>> START Rows

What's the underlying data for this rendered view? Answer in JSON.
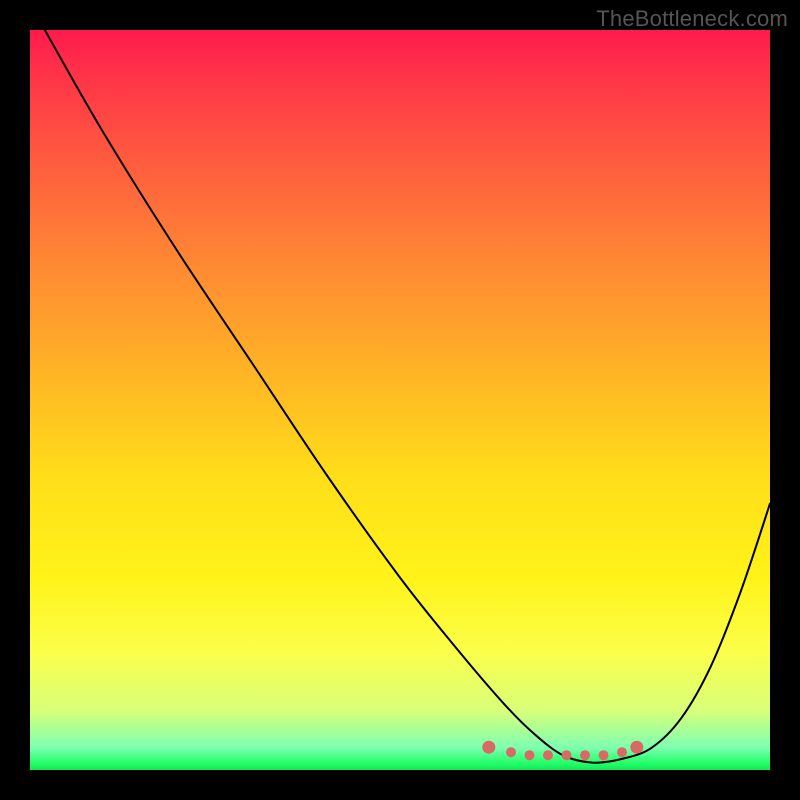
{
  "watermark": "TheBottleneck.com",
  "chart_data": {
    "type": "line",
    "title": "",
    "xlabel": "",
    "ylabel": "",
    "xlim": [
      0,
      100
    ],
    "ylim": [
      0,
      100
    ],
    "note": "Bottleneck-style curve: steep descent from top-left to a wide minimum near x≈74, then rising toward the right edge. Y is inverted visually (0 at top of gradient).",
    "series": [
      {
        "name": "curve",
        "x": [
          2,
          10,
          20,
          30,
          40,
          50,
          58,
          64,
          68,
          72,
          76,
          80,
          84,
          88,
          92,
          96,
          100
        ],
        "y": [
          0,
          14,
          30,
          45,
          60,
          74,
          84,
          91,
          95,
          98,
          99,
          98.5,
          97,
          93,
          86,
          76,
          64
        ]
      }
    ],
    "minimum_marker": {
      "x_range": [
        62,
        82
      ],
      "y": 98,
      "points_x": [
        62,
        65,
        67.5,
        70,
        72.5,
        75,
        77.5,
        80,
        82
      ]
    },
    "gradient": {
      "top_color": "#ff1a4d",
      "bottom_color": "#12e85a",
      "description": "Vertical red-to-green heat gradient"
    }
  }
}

>> END Rows

Your goal: Copy down every line of the entries containing the word "gradient".

Solution for this problem:
    "note": "Bottleneck-style curve: steep descent from top-left to a wide minimum near x≈74, then rising toward the right edge. Y is inverted visually (0 at top of gradient).",
    "gradient": {
      "description": "Vertical red-to-green heat gradient"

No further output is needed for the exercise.